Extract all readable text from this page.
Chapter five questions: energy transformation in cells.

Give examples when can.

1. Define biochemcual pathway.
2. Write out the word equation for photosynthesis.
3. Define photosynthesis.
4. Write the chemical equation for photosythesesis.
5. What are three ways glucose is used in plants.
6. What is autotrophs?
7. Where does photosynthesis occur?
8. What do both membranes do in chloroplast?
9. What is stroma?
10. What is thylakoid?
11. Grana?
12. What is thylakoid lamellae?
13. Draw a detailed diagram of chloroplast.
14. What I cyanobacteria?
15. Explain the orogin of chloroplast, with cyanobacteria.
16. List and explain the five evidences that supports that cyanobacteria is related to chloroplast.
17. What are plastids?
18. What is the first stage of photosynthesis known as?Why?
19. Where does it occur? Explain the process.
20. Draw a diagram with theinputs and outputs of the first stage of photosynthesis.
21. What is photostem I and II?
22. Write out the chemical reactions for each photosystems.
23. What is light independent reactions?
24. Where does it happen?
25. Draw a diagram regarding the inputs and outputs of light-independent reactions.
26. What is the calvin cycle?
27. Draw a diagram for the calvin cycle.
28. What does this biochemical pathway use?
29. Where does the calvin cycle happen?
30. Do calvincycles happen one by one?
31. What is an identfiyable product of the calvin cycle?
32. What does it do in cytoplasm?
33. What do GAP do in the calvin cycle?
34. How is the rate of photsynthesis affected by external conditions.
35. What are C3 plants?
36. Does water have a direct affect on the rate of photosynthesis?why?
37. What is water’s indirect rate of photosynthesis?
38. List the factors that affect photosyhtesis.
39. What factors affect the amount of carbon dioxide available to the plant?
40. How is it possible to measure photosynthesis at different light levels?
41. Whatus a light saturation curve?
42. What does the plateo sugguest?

———

## Activity
Reproduce the material verbatim, line by line.

## Solution for this problem
Extract all readable text from this page.
Chapter five questions: energy transformation in cells.

Give examples when can.

1. Define biochemcual pathway.
2. Write out the word equation for photosynthesis.
3. Define photosynthesis.
4. Write the chemical equation for photosythesesis.
5. What are three ways glucose is used in plants.
6. What is autotrophs?
7. Where does photosynthesis occur?
8. What do both membranes do in chloroplast?
9. What is stroma?
10. What is thylakoid?
11. Grana?
12. What is thylakoid lamellae?
13. Draw a detailed diagram of chloroplast.
14. What I cyanobacteria?
15. Explain the orogin of chloroplast, with cyanobacteria.
16. List and explain the five evidences that supports that cyanobacteria is related to chloroplast.
17. What are plastids?
18. What is the first stage of photosynthesis known as?Why?
19. Where does it occur? Explain the process.
20. Draw a diagram with theinputs and outputs of the first stage of photosynthesis.
21. What is photostem I and II?
22. Write out the chemical reactions for each photosystems.
23. What is light independent reactions?
24. Where does it happen?
25. Draw a diagram regarding the inputs and outputs of light-independent reactions.
26. What is the calvin cycle?
27. Draw a diagram for the calvin cycle.
28. What does this biochemical pathway use?
29. Where does the calvin cycle happen?
30. Do calvincycles happen one by one?
31. What is an identfiyable product of the calvin cycle?
32. What does it do in cytoplasm?
33. What do GAP do in the calvin cycle?
34. How is the rate of photsynthesis affected by external conditions.
35. What are C3 plants?
36. Does water have a direct affect on the rate of photosynthesis?why?
37. What is water’s indirect rate of photosynthesis?
38. List the factors that affect photosyhtesis.
39. What factors affect the amount of carbon dioxide available to the plant?
40. How is it possible to measure photosynthesis at different light levels?
41. Whatus a light saturation curve?
42. What does the plateo sugguest?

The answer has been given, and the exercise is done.